[start]

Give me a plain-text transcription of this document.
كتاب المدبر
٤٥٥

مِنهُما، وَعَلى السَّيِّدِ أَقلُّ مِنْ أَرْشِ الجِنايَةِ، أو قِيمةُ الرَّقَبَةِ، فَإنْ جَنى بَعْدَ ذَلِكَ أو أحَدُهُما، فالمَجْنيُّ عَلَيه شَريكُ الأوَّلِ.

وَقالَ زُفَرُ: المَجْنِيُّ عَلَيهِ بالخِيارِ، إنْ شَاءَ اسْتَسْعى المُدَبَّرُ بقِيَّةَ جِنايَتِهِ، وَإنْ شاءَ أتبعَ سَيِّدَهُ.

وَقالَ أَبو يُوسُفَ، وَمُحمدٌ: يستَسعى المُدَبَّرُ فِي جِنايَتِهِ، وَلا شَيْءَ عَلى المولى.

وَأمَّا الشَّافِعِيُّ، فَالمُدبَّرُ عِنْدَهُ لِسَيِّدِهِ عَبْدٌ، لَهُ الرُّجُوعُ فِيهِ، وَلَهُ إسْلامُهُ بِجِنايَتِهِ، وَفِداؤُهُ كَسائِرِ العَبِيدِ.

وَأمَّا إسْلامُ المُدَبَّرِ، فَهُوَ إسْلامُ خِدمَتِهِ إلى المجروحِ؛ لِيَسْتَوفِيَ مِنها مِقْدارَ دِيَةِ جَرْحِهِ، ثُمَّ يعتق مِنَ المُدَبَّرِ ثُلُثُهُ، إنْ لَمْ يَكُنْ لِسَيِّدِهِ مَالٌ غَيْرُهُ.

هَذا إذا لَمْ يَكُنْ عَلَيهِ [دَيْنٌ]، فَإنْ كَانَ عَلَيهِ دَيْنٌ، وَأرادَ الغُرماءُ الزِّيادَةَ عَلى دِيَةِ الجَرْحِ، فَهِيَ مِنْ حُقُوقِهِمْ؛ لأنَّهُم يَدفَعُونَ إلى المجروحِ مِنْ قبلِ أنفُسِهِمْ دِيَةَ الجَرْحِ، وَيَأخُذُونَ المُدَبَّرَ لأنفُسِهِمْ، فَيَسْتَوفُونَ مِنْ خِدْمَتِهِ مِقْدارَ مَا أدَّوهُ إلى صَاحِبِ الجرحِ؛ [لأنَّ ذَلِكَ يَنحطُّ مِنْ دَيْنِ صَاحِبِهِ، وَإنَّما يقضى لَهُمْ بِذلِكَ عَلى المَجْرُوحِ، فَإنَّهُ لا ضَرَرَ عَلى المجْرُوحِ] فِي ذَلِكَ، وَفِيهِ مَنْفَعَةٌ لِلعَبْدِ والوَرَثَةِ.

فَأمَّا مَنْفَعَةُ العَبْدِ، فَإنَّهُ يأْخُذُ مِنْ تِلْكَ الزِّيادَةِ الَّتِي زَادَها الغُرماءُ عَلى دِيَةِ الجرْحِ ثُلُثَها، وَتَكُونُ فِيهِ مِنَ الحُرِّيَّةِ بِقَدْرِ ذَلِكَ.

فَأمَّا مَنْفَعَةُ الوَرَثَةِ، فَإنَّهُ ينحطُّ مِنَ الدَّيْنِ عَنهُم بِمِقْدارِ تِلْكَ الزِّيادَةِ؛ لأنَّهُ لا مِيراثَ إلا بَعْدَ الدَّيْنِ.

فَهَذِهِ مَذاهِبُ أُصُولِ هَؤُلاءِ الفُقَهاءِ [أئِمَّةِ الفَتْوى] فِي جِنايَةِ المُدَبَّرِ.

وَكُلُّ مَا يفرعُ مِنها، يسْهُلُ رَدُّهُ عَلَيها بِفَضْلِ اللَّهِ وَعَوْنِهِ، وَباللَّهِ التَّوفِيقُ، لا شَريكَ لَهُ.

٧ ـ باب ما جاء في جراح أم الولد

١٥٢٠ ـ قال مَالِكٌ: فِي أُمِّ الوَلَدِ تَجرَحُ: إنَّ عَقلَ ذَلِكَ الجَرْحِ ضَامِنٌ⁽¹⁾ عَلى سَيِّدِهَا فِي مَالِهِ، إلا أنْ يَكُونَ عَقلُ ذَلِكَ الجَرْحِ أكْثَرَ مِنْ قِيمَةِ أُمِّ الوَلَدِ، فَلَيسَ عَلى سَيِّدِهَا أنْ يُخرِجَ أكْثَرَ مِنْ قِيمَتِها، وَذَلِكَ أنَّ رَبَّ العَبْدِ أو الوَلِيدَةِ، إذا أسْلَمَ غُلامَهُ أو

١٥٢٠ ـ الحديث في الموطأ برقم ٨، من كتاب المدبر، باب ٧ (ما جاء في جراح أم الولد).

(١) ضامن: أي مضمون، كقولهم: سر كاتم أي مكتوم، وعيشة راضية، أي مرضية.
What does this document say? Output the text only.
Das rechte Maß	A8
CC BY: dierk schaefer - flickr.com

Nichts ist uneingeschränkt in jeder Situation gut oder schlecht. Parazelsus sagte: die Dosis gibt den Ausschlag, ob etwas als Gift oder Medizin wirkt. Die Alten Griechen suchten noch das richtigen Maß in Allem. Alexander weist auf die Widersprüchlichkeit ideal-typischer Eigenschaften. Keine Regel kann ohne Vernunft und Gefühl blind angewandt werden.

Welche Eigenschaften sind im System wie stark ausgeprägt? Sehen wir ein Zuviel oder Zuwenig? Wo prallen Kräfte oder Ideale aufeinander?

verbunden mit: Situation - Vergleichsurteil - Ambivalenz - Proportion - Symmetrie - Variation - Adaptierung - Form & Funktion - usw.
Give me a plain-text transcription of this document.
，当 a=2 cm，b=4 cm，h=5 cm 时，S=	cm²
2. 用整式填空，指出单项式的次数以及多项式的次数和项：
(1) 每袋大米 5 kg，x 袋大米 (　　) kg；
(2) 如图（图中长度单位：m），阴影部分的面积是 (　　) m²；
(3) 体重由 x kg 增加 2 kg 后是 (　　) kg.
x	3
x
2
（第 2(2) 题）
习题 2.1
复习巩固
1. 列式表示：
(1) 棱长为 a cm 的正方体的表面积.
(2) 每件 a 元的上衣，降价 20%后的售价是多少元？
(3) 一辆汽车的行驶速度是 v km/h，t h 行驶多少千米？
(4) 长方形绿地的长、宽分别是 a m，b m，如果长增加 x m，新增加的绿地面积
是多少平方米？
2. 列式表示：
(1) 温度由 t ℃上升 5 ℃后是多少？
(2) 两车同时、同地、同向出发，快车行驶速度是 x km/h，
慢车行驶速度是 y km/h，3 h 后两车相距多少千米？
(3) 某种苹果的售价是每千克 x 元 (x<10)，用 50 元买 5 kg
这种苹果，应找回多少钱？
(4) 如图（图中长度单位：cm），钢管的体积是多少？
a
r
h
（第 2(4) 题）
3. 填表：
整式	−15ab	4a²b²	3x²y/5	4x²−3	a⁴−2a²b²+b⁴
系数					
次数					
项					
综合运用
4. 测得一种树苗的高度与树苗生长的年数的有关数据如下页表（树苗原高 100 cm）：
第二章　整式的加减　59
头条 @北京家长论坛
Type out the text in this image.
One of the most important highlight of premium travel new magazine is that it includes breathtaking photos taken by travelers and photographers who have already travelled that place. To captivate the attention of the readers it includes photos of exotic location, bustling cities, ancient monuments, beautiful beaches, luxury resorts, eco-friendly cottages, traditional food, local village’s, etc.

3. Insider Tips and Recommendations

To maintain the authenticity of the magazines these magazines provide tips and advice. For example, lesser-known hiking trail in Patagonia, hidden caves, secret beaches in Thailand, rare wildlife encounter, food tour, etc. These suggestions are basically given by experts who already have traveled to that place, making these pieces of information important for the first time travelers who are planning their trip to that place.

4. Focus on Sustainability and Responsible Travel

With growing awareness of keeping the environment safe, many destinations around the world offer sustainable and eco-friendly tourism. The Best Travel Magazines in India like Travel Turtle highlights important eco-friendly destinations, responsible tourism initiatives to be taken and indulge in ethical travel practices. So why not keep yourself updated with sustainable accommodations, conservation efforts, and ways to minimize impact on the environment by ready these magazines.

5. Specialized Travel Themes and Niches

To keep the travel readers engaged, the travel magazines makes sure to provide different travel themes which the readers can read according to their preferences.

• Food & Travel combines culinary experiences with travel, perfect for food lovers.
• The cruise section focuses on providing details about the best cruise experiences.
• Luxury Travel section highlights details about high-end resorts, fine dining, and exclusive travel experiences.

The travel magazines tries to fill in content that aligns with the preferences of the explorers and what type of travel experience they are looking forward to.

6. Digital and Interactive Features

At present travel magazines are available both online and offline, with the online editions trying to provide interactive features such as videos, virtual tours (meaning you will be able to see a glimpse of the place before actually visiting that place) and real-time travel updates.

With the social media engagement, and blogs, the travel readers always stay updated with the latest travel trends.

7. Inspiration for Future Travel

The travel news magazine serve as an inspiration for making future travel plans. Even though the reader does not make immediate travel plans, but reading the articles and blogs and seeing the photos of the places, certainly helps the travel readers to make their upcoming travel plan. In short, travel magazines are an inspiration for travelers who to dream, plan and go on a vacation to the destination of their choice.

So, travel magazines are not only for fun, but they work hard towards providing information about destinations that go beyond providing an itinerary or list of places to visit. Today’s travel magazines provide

[end]

== The exercise ==
From the data above, copy each line that holds "رماء".

== Exercise output ==
هَذا إذا لَمْ يَكُنْ عَلَيهِ [دَيْنٌ]، فَإنْ كَانَ عَلَيهِ دَيْنٌ، وَأرادَ الغُرماءُ الزِّيادَةَ عَلى دِيَةِ الجَرْحِ، فَهِيَ مِنْ حُقُوقِهِمْ؛ لأنَّهُم يَدفَعُونَ إلى المجروحِ مِنْ قبلِ أنفُسِهِمْ دِيَةَ الجَرْحِ، وَيَأخُذُونَ المُدَبَّرَ لأنفُسِهِمْ، فَيَسْتَوفُونَ مِنْ خِدْمَتِهِ مِقْدارَ مَا أدَّوهُ إلى صَاحِبِ الجرحِ؛ [لأنَّ ذَلِكَ يَنحطُّ مِنْ دَيْنِ صَاحِبِهِ، وَإنَّما يقضى لَهُمْ بِذلِكَ عَلى المَجْرُوحِ، فَإنَّهُ لا ضَرَرَ عَلى المجْرُوحِ] فِي ذَلِكَ، وَفِيهِ مَنْفَعَةٌ لِلعَبْدِ والوَرَثَةِ.
فَأمَّا مَنْفَعَةُ العَبْدِ، فَإنَّهُ يأْخُذُ مِنْ تِلْكَ الزِّيادَةِ الَّتِي زَادَها الغُرماءُ عَلى دِيَةِ الجرْحِ ثُلُثَها، وَتَكُونُ فِيهِ مِنَ الحُرِّيَّةِ بِقَدْرِ ذَلِكَ.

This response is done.